- _Short task_: Gather up the lines that contain "freelance".

# # # # # # #

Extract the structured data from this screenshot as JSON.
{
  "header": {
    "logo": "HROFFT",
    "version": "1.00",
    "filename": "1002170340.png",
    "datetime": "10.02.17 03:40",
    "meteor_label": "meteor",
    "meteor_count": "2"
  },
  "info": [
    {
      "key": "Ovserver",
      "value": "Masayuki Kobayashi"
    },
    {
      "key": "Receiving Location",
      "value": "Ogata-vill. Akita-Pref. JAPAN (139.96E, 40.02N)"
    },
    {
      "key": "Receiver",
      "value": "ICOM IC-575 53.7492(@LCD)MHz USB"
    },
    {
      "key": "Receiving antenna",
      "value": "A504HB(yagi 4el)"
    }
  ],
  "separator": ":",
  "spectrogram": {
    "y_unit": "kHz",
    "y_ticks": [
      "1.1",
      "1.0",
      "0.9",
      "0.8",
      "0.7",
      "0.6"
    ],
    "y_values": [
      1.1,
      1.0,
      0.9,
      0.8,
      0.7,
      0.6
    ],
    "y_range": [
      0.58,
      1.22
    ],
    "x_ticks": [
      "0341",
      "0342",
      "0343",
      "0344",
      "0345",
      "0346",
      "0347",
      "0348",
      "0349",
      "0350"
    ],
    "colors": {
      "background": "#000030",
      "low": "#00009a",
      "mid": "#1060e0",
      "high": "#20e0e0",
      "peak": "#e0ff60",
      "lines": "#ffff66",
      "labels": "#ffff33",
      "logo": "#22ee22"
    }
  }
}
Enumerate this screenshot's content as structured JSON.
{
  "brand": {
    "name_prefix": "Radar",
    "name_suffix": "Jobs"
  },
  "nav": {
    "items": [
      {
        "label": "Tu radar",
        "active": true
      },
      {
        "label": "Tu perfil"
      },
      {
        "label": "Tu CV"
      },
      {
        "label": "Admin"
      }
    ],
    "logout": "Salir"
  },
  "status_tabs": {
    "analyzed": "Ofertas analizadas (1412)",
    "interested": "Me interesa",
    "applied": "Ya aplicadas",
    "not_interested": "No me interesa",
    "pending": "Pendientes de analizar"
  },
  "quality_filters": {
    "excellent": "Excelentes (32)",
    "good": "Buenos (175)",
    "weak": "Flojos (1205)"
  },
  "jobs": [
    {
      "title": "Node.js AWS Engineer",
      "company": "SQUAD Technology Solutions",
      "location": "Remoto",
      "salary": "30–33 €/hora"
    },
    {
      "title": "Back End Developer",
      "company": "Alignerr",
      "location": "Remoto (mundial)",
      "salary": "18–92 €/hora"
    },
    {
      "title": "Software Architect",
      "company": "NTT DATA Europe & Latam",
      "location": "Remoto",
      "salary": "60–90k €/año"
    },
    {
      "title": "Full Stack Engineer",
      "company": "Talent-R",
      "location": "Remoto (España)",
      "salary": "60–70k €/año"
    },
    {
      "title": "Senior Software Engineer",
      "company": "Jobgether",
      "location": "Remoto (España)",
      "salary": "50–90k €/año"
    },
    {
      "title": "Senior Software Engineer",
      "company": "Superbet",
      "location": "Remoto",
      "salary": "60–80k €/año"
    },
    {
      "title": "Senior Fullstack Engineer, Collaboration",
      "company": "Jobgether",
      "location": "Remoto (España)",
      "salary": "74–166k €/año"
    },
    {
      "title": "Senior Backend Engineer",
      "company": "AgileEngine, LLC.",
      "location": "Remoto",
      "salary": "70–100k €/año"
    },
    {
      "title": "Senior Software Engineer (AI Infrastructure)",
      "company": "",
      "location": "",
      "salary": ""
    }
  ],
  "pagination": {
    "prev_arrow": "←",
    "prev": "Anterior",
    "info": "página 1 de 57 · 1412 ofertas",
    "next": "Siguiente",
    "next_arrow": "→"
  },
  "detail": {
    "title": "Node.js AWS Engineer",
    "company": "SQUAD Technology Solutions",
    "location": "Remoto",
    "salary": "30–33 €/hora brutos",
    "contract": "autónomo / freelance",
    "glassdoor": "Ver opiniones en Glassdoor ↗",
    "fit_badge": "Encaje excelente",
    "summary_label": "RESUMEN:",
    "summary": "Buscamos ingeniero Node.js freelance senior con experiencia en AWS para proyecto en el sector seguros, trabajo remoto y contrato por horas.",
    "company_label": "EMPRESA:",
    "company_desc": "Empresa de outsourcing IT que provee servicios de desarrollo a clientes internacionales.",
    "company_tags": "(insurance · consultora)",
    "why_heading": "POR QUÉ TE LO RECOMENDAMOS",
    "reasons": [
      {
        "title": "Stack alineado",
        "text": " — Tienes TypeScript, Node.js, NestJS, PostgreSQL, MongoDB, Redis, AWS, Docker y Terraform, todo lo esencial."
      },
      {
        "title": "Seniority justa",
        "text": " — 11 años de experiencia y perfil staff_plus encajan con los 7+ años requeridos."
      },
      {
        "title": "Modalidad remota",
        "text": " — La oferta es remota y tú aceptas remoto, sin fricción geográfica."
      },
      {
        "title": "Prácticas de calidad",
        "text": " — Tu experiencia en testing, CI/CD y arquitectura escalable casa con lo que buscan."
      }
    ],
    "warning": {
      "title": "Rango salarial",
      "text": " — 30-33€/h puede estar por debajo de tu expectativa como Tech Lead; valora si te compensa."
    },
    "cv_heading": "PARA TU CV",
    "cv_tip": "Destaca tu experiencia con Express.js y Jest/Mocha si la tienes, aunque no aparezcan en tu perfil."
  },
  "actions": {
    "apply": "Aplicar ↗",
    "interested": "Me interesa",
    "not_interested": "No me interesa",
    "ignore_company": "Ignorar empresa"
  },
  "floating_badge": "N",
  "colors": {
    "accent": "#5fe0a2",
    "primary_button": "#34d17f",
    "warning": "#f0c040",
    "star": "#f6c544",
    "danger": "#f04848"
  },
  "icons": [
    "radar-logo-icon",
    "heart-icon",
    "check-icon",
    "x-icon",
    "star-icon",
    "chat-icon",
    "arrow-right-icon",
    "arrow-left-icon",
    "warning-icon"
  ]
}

# # # # # # #

- _Solution for this problem_:
    "contract": "autónomo / freelance",
    "summary": "Buscamos ingeniero Node.js freelance senior con experiencia en AWS para proyecto en el sector seguros, trabajo remoto y contrato por horas.",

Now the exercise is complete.